Who can say no to a $2,000 retainer?

Well, apparently Mike Carter can. He’s got better things to do, like spending time with his cute blond fiancée, Doris Brewster (Priscilla Lane, in her final film role), and playing the ponies down at the track.

But when Mike is framed for murder, he’s forced to get into the action. What do Mrs. Dysen and her meat-packing plant have to do with the murder Mike’s been framed for? And was the accidental death of a plant inspector really accidental?

One thing I love is when a B movie gives its peripheral characters interesting lives that in no way advance the plot. For instance, Bodyguard features a scene in an arcade where Mike tries to get the counter girl’s attention as she chats with a couple of sailors. He doesn’t succeed for awhile, and when he finally does, one of the sailors tries to start a fight with him. Bodyguard runs for barely longer than an hour, and has a dense, twisty plot, but it still finds time for entertaining little moments like that.

It also features a ton of location shooting in Los Angeles and great noir cinematography by Robert De Grasse. Bodyguard is unmistakably designed to be the second feature on a double bill, but it’s well-made, well-acted, and holds up as superior entertainment.

The director, Richard Fleischer, had a long career in Hollywood. He was born in 1916 and Bodyguard was only his fourth feature film (he made a number of documentary shorts in the 1940s as well). To put things into perspective, this is the same man who would go on to make The Narrow Margin (1952), 20,000 Leagues Under the Sea (1954), Fantastic Voyage (1966), Soylent Green (1973), Mandingo (1975), and Conan the Destroyer (1984).

Bodyguard is also notable for being the first time acclaimed director Robert Altman got his name in the credits. The screenplay is credited to Fred Niblo Jr. and Harry Essex, and the story is credited to George W. George and Robert B. Altman.*

Tierney

*Altman also worked on the script for Edwin L. Marin’s Christmas Eve (1947), which starred George Raft, but Altman’s name didn’t appear in the credits.

Sorry, Wrong Number (Sept. 1, 1948)

Sorry Wrong Number
Sorry, Wrong Number (1948)
Directed by Anatole Litvak
Hal Wallis Productions / Paramount Pictures

Lucille Fletcher was the greatest playwright who ever worked in the medium of radio.

Fletcher had an instinctive understanding of radio’s limitations and possibilities. Her dramas were often confined to a single location, never had more characters than the listener could keep track of, and exploited simple but primal fears like helplessness, confinement, and being alone in the dark.

Her most famous radio play was “Sorry, Wrong Number,” which was first broadcast on May 25, 1943, as an episode of the CBS anthology series Suspense. It starred Agnes Moorehead as a bedridden invalid who accidentally overhears a phone conversation between two men who are planning a murder. Distraught, she tries to get the operator to find out where the call came from. When that doesn’t work, she calls the police, but without specific information — she didn’t hear any names or exact places — there isn’t much they can do.

It’s a brilliant setup. Since all the action takes place in a single bedroom and all of the dialogue takes place over the phone, there’s never any confusion about who’s who, or what’s happening. Also, the fact that the story is told completely through sound creates a terrifying sense of intimacy.

DATA RECORDS:
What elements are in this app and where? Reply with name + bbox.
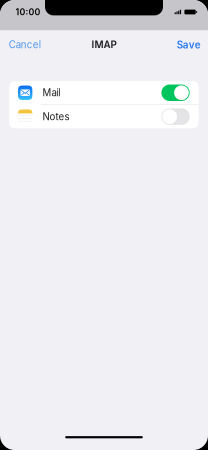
staticText: Save xyxy=(177,39,201,51)
button[interactable]: Cancel xyxy=(0,30,47,60)
staticText: 10:00 xyxy=(16,7,41,17)
staticText: Mail xyxy=(42,87,60,99)
staticText: IMAP xyxy=(92,39,116,51)
staticText: Notes xyxy=(42,111,69,122)
button[interactable]: Notes xyxy=(9,105,199,128)
staticText: Cancel xyxy=(9,39,41,51)
button[interactable]: Mail xyxy=(9,81,199,104)
button[interactable]: Save xyxy=(171,30,208,60)
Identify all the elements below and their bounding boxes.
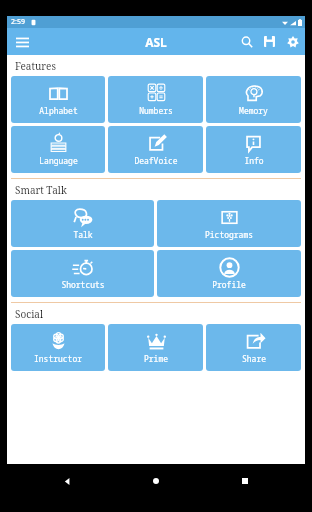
button[interactable]: Instructor — [11, 324, 105, 371]
button[interactable]: Back — [56, 470, 78, 492]
staticText: Pictograms — [205, 229, 253, 240]
button[interactable]: DeafVoice — [108, 126, 203, 173]
button[interactable]: Pictograms — [157, 200, 301, 247]
button[interactable]: Talk — [11, 200, 154, 247]
staticText: DeafVoice — [134, 155, 178, 166]
button[interactable]: Prime — [108, 324, 203, 371]
staticText: ASL — [145, 34, 167, 50]
staticText: Features — [15, 59, 56, 73]
button[interactable]: Info — [206, 126, 301, 173]
button[interactable]: Memory — [206, 76, 301, 123]
button[interactable]: Alphabet — [11, 76, 105, 123]
staticText: Instructor — [34, 353, 82, 364]
button[interactable]: Search — [237, 32, 256, 51]
button[interactable]: Profile — [157, 250, 301, 297]
staticText: 2:59 — [11, 17, 25, 27]
staticText: Smart Talk — [15, 183, 67, 197]
button[interactable]: Shortcuts — [11, 250, 154, 297]
button[interactable]: Home — [145, 470, 167, 492]
staticText: Prime — [144, 353, 168, 364]
staticText: Talk — [73, 229, 93, 240]
button[interactable]: Share — [206, 324, 301, 371]
staticText: Shortcuts — [61, 279, 105, 290]
button[interactable]: Save — [260, 32, 279, 51]
staticText: Alphabet — [39, 105, 78, 116]
button[interactable]: Language — [11, 126, 105, 173]
staticText: Social — [15, 307, 44, 321]
staticText: Numbers — [139, 105, 173, 116]
button[interactable]: Recents — [234, 470, 256, 492]
button[interactable]: Numbers — [108, 76, 203, 123]
staticText: Info — [244, 155, 264, 166]
staticText: Share — [242, 353, 266, 364]
button[interactable]: Settings — [283, 32, 302, 51]
staticText: Language — [39, 155, 78, 166]
staticText: Profile — [212, 279, 246, 290]
staticText: Memory — [239, 105, 268, 116]
button[interactable]: Menu — [10, 30, 34, 54]
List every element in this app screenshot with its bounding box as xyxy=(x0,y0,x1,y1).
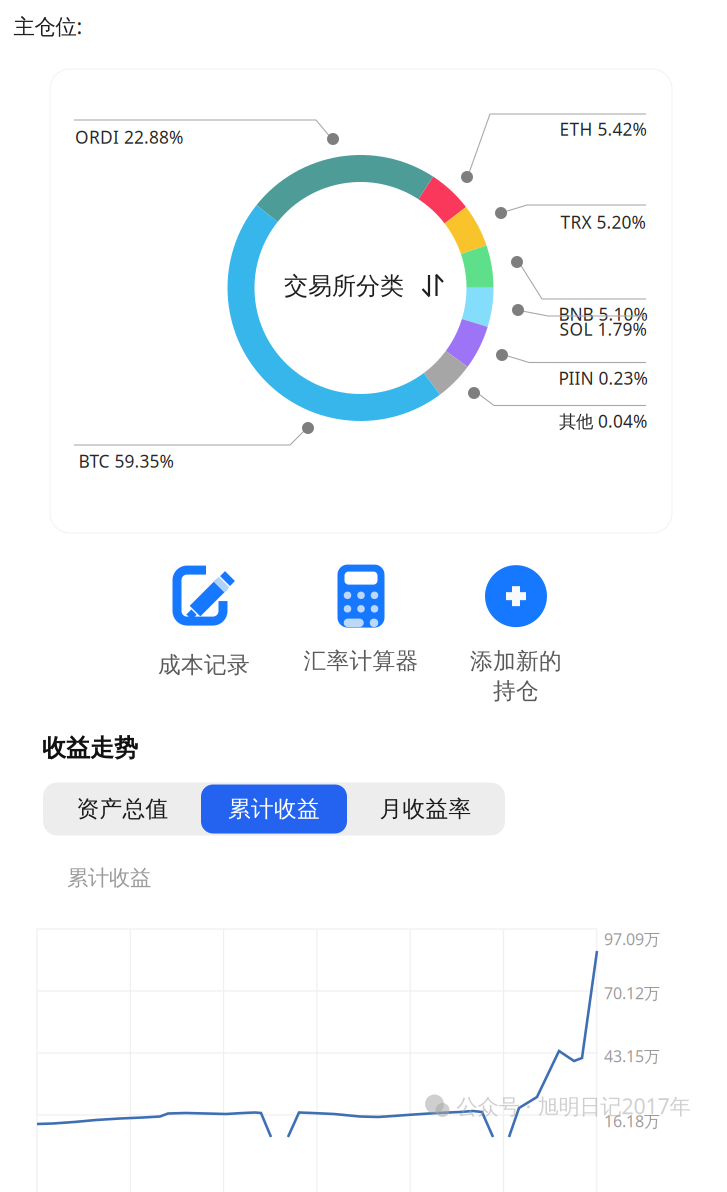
staticText: 持仓 xyxy=(493,677,539,705)
staticText: 累计收益 xyxy=(67,865,151,891)
staticText: 主仓位: xyxy=(14,12,82,40)
staticText: 收益走势 xyxy=(42,733,138,763)
button[interactable]: 成本记录 xyxy=(109,550,299,690)
staticText: 公众号 · 旭明日记2017年 xyxy=(456,1092,690,1120)
staticText: ORDI 22.88% xyxy=(75,126,183,148)
staticText: 累计收益 xyxy=(228,795,320,823)
staticText: 添加新的 xyxy=(470,647,562,675)
button[interactable]: 添加新的 xyxy=(421,546,611,716)
staticText: 月收益率 xyxy=(380,795,472,823)
button[interactable]: 资产总值 xyxy=(44,783,201,835)
staticText: BTC 59.35% xyxy=(78,450,174,472)
staticText: 汇率计算器 xyxy=(304,647,418,675)
staticText: ETH 5.42% xyxy=(560,118,646,140)
button[interactable]: 汇率计算器 xyxy=(266,546,456,686)
staticText: 97.09万 xyxy=(604,928,660,950)
staticText: PIIN 0.23% xyxy=(558,366,648,390)
button[interactable]: 累计收益 xyxy=(201,784,347,834)
staticText: 资产总值 xyxy=(76,795,168,823)
staticText: 70.12万 xyxy=(604,982,660,1004)
staticText: 成本记录 xyxy=(158,651,250,679)
staticText: 16.18万 xyxy=(604,1110,660,1132)
staticText: 交易所分类 xyxy=(284,271,404,301)
staticText: SOL 1.79% xyxy=(560,318,646,340)
button[interactable]: 月收益率 xyxy=(347,783,504,835)
staticText: BNB 5.10% xyxy=(558,302,648,326)
staticText: 其他 0.04% xyxy=(559,410,647,432)
staticText: 43.15万 xyxy=(604,1045,660,1067)
staticText: TRX 5.20% xyxy=(560,210,646,234)
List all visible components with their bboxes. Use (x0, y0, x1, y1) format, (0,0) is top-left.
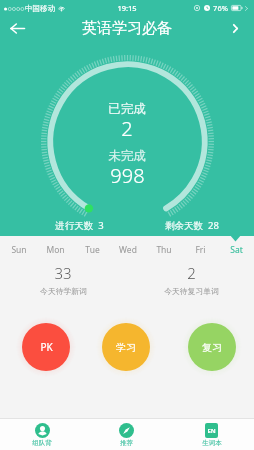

SET EXERCISE: Repeat the film review excerpt above word for word, from "One thing I" up to and including "moments like that.".

TASK RESULT:
One thing I love is when a B movie gives its peripheral characters interesting lives that in no way advance the plot. For instance, Bodyguard features a scene in an arcade where Mike tries to get the counter girl’s attention as she chats with a couple of sailors. He doesn’t succeed for awhile, and when he finally does, one of the sailors tries to start a fight with him. Bodyguard runs for barely longer than an hour, and has a dense, twisty plot, but it still finds time for entertaining little moments like that.